**THE EXERCISE:**
Pull every line that holds the word "values" from the entries.

Figure dataset records
_ _ _ _

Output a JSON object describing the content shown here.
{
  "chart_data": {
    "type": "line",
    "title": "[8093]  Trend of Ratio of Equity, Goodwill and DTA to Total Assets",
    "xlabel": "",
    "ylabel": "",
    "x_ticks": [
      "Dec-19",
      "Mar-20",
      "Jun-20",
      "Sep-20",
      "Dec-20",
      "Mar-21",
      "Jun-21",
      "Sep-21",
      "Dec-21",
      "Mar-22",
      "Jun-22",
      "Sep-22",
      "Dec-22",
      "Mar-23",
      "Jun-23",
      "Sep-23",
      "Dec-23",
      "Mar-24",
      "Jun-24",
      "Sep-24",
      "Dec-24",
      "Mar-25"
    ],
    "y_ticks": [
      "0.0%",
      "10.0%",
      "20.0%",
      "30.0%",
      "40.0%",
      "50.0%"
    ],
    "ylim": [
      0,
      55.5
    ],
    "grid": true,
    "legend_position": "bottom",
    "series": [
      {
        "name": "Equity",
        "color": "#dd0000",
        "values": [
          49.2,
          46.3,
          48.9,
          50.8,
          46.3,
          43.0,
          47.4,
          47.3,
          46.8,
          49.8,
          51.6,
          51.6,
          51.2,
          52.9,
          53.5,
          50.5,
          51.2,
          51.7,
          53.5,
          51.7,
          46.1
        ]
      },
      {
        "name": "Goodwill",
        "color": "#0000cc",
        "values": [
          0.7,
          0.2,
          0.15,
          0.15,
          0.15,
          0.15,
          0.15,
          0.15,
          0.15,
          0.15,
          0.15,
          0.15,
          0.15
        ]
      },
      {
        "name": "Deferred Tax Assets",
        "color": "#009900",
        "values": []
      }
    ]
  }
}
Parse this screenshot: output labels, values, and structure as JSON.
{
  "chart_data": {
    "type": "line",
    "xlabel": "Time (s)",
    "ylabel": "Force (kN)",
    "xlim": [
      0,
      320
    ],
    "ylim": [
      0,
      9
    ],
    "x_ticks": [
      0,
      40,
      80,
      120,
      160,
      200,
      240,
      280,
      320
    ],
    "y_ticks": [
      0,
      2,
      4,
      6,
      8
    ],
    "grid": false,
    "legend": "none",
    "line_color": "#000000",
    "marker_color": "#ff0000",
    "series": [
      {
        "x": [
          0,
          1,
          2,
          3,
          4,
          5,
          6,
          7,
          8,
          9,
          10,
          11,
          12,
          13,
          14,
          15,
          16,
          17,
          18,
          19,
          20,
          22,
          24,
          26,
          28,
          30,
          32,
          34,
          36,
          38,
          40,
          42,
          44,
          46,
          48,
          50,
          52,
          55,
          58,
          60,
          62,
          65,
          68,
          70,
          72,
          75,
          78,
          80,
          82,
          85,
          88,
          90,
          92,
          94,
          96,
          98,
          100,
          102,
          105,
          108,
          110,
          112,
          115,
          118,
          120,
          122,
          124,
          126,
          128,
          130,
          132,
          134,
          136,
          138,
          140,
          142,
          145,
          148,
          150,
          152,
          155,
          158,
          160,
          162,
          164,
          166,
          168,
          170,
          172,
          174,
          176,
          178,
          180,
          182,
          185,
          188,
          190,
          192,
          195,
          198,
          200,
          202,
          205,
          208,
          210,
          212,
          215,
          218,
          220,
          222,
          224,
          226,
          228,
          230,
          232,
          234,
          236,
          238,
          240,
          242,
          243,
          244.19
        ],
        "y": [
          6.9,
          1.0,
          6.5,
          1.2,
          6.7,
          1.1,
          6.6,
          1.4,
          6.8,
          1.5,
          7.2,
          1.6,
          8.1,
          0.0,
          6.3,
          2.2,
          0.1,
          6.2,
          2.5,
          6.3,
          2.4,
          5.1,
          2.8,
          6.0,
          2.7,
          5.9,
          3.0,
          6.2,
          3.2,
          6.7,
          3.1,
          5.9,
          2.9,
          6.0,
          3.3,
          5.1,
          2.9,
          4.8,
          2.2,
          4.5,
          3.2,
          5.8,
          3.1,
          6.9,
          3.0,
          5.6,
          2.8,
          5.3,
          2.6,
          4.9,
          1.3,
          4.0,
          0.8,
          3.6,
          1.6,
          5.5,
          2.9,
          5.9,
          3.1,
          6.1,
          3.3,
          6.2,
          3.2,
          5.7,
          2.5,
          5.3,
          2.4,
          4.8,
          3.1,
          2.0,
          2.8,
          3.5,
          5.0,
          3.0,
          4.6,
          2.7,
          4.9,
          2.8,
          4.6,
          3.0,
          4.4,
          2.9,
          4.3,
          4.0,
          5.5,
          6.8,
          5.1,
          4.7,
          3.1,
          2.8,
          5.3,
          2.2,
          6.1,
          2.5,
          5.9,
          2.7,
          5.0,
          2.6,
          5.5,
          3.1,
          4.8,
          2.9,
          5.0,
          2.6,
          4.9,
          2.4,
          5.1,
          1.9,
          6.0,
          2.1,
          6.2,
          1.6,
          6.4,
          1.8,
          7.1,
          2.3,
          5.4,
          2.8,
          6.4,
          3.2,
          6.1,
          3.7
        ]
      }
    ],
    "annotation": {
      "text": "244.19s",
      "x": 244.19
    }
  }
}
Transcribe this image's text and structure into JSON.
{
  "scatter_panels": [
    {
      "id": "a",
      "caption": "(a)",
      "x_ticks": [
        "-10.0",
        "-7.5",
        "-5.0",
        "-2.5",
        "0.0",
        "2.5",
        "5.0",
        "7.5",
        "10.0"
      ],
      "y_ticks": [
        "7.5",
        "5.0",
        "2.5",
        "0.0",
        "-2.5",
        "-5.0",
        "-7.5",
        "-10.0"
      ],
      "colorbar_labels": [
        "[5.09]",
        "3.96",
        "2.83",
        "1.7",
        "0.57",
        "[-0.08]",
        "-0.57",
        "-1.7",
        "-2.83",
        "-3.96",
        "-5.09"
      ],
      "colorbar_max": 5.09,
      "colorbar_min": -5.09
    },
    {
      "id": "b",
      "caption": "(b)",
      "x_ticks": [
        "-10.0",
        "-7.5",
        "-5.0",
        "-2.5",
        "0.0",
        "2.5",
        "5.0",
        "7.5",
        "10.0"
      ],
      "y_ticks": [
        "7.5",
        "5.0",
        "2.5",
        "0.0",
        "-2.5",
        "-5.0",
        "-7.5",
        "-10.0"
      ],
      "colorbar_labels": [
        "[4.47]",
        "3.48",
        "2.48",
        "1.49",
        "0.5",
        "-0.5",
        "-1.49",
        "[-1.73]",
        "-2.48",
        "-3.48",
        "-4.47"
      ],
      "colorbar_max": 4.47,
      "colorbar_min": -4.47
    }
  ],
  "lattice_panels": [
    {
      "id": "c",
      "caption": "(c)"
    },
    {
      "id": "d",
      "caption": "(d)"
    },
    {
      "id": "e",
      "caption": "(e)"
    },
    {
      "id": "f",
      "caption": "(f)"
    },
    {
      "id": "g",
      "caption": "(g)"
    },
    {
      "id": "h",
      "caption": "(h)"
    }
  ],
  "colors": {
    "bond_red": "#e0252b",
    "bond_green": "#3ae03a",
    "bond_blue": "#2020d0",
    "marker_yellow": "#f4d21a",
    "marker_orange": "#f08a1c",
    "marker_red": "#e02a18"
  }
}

_ _ _ _

**TASK OUTPUT:**
        "values": [
        "values": [
        "values": []
Parse this screenshot: output labels, values, and structure as JSON.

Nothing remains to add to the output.